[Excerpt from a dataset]
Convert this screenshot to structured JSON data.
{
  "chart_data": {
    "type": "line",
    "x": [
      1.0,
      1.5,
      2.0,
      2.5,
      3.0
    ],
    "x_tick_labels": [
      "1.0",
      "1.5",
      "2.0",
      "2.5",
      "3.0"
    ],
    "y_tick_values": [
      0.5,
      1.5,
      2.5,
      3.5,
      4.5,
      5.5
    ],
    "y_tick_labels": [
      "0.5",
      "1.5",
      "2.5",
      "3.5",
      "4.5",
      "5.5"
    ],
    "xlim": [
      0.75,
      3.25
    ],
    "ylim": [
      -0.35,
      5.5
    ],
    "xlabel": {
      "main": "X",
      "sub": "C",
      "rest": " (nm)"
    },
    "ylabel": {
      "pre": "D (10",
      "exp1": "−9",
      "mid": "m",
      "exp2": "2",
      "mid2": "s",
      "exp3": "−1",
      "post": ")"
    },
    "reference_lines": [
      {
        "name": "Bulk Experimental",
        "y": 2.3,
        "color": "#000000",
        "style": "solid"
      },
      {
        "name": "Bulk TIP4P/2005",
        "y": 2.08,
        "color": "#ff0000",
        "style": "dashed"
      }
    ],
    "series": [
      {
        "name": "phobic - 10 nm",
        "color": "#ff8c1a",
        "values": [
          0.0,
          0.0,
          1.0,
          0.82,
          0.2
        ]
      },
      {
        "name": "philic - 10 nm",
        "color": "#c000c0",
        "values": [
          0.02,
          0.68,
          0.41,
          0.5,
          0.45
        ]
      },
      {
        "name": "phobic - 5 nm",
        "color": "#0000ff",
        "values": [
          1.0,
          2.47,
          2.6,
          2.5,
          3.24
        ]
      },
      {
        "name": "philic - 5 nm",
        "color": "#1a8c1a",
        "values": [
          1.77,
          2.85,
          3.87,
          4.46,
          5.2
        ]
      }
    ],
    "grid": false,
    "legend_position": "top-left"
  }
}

---

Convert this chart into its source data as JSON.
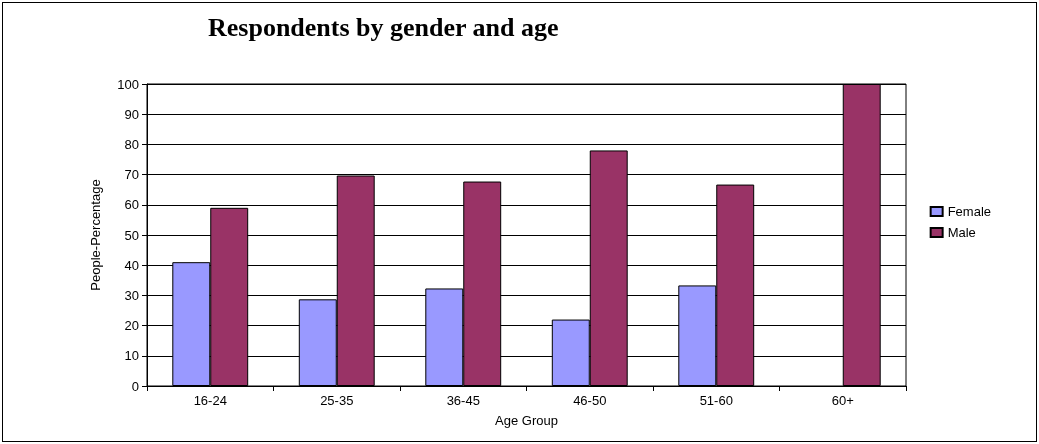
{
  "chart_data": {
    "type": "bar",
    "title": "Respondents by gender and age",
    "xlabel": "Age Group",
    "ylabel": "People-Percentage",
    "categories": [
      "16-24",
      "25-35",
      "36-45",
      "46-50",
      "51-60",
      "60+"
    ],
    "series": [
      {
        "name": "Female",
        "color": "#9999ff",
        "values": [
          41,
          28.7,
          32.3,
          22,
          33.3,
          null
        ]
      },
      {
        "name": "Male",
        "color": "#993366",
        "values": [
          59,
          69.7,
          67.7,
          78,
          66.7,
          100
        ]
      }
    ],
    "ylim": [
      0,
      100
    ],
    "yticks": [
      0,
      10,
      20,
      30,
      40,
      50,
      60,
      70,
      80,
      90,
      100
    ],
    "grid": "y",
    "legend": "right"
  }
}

Objective
Scan the lines above for "Bulk", then copy every one that has it.

Response to this task
        "name": "Bulk Experimental",
        "name": "Bulk TIP4P/2005",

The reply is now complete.